Find and return each line containing "город".

====================

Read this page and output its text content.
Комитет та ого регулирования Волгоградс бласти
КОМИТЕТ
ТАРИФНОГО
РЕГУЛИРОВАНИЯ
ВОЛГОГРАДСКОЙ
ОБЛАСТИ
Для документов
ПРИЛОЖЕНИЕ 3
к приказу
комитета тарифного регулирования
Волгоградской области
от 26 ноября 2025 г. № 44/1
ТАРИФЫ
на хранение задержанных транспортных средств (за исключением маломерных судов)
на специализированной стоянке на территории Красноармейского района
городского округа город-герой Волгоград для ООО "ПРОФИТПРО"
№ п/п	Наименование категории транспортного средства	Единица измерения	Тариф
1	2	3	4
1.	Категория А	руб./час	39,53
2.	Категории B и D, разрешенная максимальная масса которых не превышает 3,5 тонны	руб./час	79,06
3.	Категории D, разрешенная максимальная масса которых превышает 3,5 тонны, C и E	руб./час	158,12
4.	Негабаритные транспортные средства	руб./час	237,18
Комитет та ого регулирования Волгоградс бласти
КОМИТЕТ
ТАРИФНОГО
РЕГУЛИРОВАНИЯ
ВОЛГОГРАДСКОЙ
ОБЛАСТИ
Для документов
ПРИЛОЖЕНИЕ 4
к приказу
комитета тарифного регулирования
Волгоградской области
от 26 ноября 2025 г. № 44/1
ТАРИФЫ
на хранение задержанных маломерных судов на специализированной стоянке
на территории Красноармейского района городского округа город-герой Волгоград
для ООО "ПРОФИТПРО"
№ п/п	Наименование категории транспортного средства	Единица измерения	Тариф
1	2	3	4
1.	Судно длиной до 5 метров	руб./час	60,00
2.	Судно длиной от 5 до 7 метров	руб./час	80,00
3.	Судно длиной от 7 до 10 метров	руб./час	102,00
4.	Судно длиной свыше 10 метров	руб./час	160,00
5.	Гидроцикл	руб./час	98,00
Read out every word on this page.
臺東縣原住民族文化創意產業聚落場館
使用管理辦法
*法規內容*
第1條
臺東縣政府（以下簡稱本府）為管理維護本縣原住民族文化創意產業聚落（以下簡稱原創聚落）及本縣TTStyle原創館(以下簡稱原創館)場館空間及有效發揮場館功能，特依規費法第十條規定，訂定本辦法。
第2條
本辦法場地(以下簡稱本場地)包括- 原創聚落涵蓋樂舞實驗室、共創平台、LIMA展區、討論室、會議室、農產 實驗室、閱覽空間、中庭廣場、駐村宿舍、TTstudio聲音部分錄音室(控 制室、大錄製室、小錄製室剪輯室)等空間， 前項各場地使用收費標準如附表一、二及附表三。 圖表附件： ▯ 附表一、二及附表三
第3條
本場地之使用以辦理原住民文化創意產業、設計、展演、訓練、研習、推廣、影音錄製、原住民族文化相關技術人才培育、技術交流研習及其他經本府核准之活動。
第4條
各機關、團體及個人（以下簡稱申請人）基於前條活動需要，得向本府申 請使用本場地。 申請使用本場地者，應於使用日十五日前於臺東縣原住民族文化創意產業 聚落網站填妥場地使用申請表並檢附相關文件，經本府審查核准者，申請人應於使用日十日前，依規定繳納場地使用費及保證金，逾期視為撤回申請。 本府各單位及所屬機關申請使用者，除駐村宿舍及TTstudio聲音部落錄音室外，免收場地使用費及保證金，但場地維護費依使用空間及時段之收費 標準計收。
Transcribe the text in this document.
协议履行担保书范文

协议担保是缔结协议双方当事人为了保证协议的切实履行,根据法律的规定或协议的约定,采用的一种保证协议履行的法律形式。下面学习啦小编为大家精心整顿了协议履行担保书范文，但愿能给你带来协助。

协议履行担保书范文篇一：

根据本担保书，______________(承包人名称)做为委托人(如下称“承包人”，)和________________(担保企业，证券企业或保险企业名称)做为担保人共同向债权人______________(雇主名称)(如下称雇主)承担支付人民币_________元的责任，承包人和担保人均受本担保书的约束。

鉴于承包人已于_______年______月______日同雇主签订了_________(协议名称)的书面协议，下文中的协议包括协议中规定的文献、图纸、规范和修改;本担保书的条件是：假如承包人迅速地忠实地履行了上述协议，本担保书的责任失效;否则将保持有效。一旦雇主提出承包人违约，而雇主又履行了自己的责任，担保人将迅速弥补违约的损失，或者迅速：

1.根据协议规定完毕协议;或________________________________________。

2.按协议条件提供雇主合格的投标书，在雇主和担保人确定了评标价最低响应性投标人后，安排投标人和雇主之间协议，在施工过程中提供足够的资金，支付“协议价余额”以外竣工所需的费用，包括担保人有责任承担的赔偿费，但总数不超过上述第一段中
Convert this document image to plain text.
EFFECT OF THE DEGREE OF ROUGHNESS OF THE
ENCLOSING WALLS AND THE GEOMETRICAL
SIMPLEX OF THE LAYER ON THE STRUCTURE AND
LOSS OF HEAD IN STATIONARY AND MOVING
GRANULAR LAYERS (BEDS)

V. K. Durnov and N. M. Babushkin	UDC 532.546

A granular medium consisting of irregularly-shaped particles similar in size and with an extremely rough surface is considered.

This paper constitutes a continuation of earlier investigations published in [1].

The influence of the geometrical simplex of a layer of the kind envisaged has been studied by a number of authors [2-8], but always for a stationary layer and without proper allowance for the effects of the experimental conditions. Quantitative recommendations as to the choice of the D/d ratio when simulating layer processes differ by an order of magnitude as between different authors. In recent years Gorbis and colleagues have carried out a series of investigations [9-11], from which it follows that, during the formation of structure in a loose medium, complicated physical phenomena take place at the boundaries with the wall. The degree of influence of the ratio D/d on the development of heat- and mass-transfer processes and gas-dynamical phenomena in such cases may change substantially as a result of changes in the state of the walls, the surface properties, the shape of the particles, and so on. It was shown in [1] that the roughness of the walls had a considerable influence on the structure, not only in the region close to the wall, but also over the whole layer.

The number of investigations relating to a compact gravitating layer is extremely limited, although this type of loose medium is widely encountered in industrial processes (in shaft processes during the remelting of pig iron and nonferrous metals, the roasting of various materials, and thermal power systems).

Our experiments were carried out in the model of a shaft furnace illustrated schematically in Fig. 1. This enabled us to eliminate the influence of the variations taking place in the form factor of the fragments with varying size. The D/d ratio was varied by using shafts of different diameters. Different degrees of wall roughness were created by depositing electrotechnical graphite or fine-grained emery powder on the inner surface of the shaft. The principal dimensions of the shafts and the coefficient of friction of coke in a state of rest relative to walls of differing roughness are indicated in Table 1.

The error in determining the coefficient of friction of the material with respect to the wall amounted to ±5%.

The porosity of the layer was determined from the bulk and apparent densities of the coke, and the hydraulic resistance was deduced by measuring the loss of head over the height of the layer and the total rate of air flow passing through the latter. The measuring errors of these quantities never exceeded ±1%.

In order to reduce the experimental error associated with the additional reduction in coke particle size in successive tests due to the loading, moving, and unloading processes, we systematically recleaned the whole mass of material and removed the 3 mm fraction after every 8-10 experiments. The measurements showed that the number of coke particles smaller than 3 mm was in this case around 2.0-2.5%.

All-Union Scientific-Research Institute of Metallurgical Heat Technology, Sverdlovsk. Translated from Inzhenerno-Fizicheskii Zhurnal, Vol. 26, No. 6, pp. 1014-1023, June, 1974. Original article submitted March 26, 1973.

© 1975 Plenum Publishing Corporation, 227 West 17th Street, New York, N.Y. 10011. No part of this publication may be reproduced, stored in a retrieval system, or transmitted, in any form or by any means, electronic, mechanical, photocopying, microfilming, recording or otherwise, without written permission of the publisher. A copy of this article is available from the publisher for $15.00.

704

====================

Solution to the exercise
городского округа город-герой Волгоград для ООО "ПРОФИТПРО"
на территории Красноармейского района городского округа город-герой Волгоград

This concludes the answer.